A run of records:
_ _ _ _ _
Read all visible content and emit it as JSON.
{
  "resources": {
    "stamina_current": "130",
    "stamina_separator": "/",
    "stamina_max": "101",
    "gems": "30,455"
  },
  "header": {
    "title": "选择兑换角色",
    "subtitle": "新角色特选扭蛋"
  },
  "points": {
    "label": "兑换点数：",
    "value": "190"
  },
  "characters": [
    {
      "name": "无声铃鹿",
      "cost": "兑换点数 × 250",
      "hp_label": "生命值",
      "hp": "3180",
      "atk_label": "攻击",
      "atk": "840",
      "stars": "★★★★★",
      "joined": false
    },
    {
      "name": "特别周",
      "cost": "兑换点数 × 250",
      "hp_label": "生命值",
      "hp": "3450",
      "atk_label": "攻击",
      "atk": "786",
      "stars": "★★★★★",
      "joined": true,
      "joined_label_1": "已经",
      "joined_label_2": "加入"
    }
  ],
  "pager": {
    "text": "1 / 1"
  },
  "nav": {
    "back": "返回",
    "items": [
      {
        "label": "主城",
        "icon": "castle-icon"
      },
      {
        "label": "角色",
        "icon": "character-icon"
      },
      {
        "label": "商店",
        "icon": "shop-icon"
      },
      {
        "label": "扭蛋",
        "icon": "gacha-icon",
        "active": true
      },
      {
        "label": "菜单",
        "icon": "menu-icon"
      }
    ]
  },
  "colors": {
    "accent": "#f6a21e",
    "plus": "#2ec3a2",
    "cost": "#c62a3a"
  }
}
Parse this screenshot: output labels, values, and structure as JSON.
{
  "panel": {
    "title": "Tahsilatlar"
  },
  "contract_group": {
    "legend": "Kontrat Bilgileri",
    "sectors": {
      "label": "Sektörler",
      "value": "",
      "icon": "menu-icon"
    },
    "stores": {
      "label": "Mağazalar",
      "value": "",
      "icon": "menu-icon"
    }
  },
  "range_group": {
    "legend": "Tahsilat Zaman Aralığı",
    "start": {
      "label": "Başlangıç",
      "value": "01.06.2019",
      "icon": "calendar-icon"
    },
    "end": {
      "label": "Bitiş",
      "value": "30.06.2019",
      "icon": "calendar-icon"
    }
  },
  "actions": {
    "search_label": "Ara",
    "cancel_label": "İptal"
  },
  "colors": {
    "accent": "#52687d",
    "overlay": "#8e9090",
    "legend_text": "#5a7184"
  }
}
_ _ _ _ _
__TASK STATEMENT__.
Every line above should be retyped exactly as given.

__REPLY__.
Read all visible content and emit it as JSON.
{
  "resources": {
    "stamina_current": "130",
    "stamina_separator": "/",
    "stamina_max": "101",
    "gems": "30,455"
  },
  "header": {
    "title": "选择兑换角色",
    "subtitle": "新角色特选扭蛋"
  },
  "points": {
    "label": "兑换点数：",
    "value": "190"
  },
  "characters": [
    {
      "name": "无声铃鹿",
      "cost": "兑换点数 × 250",
      "hp_label": "生命值",
      "hp": "3180",
      "atk_label": "攻击",
      "atk": "840",
      "stars": "★★★★★",
      "joined": false
    },
    {
      "name": "特别周",
      "cost": "兑换点数 × 250",
      "hp_label": "生命值",
      "hp": "3450",
      "atk_label": "攻击",
      "atk": "786",
      "stars": "★★★★★",
      "joined": true,
      "joined_label_1": "已经",
      "joined_label_2": "加入"
    }
  ],
  "pager": {
    "text": "1 / 1"
  },
  "nav": {
    "back": "返回",
    "items": [
      {
        "label": "主城",
        "icon": "castle-icon"
      },
      {
        "label": "角色",
        "icon": "character-icon"
      },
      {
        "label": "商店",
        "icon": "shop-icon"
      },
      {
        "label": "扭蛋",
        "icon": "gacha-icon",
        "active": true
      },
      {
        "label": "菜单",
        "icon": "menu-icon"
      }
    ]
  },
  "colors": {
    "accent": "#f6a21e",
    "plus": "#2ec3a2",
    "cost": "#c62a3a"
  }
}
Parse this screenshot: output labels, values, and structure as JSON.
{
  "panel": {
    "title": "Tahsilatlar"
  },
  "contract_group": {
    "legend": "Kontrat Bilgileri",
    "sectors": {
      "label": "Sektörler",
      "value": "",
      "icon": "menu-icon"
    },
    "stores": {
      "label": "Mağazalar",
      "value": "",
      "icon": "menu-icon"
    }
  },
  "range_group": {
    "legend": "Tahsilat Zaman Aralığı",
    "start": {
      "label": "Başlangıç",
      "value": "01.06.2019",
      "icon": "calendar-icon"
    },
    "end": {
      "label": "Bitiş",
      "value": "30.06.2019",
      "icon": "calendar-icon"
    }
  },
  "actions": {
    "search_label": "Ara",
    "cancel_label": "İptal"
  },
  "colors": {
    "accent": "#52687d",
    "overlay": "#8e9090",
    "legend_text": "#5a7184"
  }
}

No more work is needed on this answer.